**Extracted entries**
# # # # # # #

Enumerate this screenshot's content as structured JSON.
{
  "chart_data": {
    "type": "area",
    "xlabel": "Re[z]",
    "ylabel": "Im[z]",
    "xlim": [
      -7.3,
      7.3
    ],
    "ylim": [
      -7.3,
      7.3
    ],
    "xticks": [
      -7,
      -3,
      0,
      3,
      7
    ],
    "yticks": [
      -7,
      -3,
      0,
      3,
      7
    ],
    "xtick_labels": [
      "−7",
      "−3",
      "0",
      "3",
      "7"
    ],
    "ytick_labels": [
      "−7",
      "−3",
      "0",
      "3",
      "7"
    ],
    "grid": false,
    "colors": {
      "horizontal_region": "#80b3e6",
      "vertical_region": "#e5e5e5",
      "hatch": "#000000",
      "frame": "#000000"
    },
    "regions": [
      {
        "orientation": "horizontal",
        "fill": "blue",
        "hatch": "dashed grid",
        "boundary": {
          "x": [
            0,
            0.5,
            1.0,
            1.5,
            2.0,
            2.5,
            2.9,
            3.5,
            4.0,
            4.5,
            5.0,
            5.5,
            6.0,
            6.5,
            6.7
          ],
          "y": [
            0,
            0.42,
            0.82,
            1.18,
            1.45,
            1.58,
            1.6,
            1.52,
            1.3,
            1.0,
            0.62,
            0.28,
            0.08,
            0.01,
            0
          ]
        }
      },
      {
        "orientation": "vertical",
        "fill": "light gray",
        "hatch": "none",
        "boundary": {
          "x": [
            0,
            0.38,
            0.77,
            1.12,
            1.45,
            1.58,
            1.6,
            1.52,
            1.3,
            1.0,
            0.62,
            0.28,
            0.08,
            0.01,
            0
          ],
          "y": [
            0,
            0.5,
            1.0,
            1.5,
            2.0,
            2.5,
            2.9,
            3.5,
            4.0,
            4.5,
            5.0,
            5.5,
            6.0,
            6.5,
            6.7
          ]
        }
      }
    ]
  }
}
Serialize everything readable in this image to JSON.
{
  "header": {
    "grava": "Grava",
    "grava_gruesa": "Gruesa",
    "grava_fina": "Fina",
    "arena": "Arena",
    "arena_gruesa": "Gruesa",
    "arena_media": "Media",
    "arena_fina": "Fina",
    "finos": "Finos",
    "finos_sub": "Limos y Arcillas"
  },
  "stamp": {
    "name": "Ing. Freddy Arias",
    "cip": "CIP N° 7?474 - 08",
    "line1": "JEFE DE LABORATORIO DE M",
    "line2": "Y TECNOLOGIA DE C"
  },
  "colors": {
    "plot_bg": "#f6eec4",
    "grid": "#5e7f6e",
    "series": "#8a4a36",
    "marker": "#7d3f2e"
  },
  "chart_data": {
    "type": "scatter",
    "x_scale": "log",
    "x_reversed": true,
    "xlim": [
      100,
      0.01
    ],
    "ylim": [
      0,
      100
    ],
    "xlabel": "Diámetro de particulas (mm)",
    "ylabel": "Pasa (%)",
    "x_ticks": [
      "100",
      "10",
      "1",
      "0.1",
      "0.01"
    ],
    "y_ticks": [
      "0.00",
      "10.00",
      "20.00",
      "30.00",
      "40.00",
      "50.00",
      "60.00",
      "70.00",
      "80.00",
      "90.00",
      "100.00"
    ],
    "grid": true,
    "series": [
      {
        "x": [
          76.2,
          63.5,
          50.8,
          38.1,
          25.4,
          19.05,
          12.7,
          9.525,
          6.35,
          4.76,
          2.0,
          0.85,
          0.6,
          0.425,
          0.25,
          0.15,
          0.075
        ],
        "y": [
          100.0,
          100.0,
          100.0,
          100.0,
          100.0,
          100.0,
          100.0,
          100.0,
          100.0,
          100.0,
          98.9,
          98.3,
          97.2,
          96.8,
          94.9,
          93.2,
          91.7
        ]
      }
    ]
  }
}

# # # # # # #

**Task to complete**
Copy out all of the lines above exactly.

**Exercise output**
Enumerate this screenshot's content as structured JSON.
{
  "chart_data": {
    "type": "area",
    "xlabel": "Re[z]",
    "ylabel": "Im[z]",
    "xlim": [
      -7.3,
      7.3
    ],
    "ylim": [
      -7.3,
      7.3
    ],
    "xticks": [
      -7,
      -3,
      0,
      3,
      7
    ],
    "yticks": [
      -7,
      -3,
      0,
      3,
      7
    ],
    "xtick_labels": [
      "−7",
      "−3",
      "0",
      "3",
      "7"
    ],
    "ytick_labels": [
      "−7",
      "−3",
      "0",
      "3",
      "7"
    ],
    "grid": false,
    "colors": {
      "horizontal_region": "#80b3e6",
      "vertical_region": "#e5e5e5",
      "hatch": "#000000",
      "frame": "#000000"
    },
    "regions": [
      {
        "orientation": "horizontal",
        "fill": "blue",
        "hatch": "dashed grid",
        "boundary": {
          "x": [
            0,
            0.5,
            1.0,
            1.5,
            2.0,
            2.5,
            2.9,
            3.5,
            4.0,
            4.5,
            5.0,
            5.5,
            6.0,
            6.5,
            6.7
          ],
          "y": [
            0,
            0.42,
            0.82,
            1.18,
            1.45,
            1.58,
            1.6,
            1.52,
            1.3,
            1.0,
            0.62,
            0.28,
            0.08,
            0.01,
            0
          ]
        }
      },
      {
        "orientation": "vertical",
        "fill": "light gray",
        "hatch": "none",
        "boundary": {
          "x": [
            0,
            0.38,
            0.77,
            1.12,
            1.45,
            1.58,
            1.6,
            1.52,
            1.3,
            1.0,
            0.62,
            0.28,
            0.08,
            0.01,
            0
          ],
          "y": [
            0,
            0.5,
            1.0,
            1.5,
            2.0,
            2.5,
            2.9,
            3.5,
            4.0,
            4.5,
            5.0,
            5.5,
            6.0,
            6.5,
            6.7
          ]
        }
      }
    ]
  }
}
Serialize everything readable in this image to JSON.
{
  "header": {
    "grava": "Grava",
    "grava_gruesa": "Gruesa",
    "grava_fina": "Fina",
    "arena": "Arena",
    "arena_gruesa": "Gruesa",
    "arena_media": "Media",
    "arena_fina": "Fina",
    "finos": "Finos",
    "finos_sub": "Limos y Arcillas"
  },
  "stamp": {
    "name": "Ing. Freddy Arias",
    "cip": "CIP N° 7?474 - 08",
    "line1": "JEFE DE LABORATORIO DE M",
    "line2": "Y TECNOLOGIA DE C"
  },
  "colors": {
    "plot_bg": "#f6eec4",
    "grid": "#5e7f6e",
    "series": "#8a4a36",
    "marker": "#7d3f2e"
  },
  "chart_data": {
    "type": "scatter",
    "x_scale": "log",
    "x_reversed": true,
    "xlim": [
      100,
      0.01
    ],
    "ylim": [
      0,
      100
    ],
    "xlabel": "Diámetro de particulas (mm)",
    "ylabel": "Pasa (%)",
    "x_ticks": [
      "100",
      "10",
      "1",
      "0.1",
      "0.01"
    ],
    "y_ticks": [
      "0.00",
      "10.00",
      "20.00",
      "30.00",
      "40.00",
      "50.00",
      "60.00",
      "70.00",
      "80.00",
      "90.00",
      "100.00"
    ],
    "grid": true,
    "series": [
      {
        "x": [
          76.2,
          63.5,
          50.8,
          38.1,
          25.4,
          19.05,
          12.7,
          9.525,
          6.35,
          4.76,
          2.0,
          0.85,
          0.6,
          0.425,
          0.25,
          0.15,
          0.075
        ],
        "y": [
          100.0,
          100.0,
          100.0,
          100.0,
          100.0,
          100.0,
          100.0,
          100.0,
          100.0,
          100.0,
          98.9,
          98.3,
          97.2,
          96.8,
          94.9,
          93.2,
          91.7
        ]
      }
    ]
  }
}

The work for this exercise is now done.